**WORK INSTRUCTIONS**
Identify each line holding the string "name" and copy it.

════════════════

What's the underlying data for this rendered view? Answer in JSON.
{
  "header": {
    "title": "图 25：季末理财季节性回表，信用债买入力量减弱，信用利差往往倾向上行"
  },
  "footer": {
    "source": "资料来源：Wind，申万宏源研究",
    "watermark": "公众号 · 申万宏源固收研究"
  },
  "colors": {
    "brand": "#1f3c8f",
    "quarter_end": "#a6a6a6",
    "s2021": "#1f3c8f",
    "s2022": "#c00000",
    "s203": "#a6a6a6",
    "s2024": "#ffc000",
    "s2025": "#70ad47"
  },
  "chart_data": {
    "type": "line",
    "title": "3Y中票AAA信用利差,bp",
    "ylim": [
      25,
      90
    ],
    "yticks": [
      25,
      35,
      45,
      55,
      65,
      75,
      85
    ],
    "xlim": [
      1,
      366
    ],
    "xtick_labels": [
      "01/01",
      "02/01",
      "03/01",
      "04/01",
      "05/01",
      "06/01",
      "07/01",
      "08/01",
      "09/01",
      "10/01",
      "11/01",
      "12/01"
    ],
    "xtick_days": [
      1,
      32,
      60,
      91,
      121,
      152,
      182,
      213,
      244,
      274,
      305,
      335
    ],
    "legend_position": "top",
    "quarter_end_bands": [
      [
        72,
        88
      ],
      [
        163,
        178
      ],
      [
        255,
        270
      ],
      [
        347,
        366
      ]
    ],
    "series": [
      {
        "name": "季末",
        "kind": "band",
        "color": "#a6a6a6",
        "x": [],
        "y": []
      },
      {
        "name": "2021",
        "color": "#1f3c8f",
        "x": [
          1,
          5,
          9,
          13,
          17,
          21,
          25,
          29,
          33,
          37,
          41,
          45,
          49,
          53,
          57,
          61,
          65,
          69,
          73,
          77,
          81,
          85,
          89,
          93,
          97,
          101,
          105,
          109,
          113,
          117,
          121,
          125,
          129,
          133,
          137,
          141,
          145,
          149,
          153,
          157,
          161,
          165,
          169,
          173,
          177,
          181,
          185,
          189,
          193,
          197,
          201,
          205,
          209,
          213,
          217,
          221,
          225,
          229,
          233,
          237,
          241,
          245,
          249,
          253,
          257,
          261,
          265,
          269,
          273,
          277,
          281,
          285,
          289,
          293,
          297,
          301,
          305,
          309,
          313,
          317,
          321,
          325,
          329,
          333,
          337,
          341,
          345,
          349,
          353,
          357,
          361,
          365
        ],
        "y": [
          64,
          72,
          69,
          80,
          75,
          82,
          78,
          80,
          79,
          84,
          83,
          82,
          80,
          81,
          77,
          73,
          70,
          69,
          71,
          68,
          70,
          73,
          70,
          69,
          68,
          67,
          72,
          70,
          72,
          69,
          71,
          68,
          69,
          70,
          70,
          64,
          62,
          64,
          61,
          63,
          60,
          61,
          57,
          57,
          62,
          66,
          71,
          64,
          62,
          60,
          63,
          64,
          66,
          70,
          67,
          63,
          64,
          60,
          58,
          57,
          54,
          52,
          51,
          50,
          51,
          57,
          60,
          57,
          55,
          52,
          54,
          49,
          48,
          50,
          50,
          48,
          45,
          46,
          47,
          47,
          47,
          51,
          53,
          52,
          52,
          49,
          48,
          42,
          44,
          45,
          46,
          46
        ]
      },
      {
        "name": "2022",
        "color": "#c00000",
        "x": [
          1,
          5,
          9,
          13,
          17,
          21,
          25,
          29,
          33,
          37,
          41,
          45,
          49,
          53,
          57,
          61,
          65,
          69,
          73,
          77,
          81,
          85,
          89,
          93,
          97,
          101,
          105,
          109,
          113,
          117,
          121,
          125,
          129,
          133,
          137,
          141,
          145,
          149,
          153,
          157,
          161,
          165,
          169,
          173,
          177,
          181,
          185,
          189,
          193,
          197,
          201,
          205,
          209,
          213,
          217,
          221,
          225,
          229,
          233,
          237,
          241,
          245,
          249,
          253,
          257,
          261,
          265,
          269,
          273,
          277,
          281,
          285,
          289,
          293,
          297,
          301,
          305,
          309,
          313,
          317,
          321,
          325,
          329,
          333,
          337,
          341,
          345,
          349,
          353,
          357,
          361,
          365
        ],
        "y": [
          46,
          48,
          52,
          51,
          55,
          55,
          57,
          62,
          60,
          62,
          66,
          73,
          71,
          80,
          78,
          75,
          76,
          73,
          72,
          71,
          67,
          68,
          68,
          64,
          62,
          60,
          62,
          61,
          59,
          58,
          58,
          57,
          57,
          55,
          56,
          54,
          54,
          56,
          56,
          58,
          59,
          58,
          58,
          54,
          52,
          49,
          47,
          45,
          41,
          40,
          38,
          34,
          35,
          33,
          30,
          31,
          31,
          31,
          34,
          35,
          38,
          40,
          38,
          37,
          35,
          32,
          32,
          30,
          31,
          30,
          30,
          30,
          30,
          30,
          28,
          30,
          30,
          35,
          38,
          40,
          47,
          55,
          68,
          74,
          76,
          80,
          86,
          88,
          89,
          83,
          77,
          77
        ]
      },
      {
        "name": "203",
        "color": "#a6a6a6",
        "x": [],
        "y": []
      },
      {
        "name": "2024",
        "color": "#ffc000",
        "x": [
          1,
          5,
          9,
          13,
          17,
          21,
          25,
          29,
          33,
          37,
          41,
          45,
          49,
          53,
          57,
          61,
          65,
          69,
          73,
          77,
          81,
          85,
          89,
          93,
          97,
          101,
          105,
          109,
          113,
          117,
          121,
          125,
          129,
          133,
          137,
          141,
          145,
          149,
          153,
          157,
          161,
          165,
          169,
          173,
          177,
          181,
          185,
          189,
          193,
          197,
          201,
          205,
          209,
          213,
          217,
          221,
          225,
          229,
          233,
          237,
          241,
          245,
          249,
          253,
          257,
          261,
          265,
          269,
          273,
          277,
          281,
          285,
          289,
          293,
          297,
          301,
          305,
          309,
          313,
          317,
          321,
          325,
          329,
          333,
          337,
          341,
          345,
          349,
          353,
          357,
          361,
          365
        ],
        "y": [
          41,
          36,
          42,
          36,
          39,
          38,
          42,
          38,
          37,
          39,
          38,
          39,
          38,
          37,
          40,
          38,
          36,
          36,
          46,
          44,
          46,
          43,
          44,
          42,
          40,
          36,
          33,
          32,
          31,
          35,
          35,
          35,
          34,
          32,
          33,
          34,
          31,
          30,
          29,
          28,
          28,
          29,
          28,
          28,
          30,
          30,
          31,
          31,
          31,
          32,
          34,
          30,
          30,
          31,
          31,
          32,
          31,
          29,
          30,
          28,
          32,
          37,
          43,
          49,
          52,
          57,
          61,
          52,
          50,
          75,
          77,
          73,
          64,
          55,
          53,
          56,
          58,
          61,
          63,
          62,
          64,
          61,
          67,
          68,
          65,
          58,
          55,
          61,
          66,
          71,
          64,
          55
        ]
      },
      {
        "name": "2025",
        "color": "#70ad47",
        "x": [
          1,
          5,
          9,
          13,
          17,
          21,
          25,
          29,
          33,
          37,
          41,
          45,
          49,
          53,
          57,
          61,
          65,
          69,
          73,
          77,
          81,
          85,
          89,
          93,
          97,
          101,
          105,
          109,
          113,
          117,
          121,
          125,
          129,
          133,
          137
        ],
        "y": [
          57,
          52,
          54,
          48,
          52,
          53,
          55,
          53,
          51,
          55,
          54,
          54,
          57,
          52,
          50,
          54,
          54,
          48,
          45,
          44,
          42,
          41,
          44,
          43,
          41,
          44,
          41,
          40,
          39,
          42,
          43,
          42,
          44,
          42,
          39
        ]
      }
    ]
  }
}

════════════════

**WRITTEN SOLUTION**
        "name": "季末",
        "name": "2021",
        "name": "2022",
        "name": "203",
        "name": "2024",
        "name": "2025",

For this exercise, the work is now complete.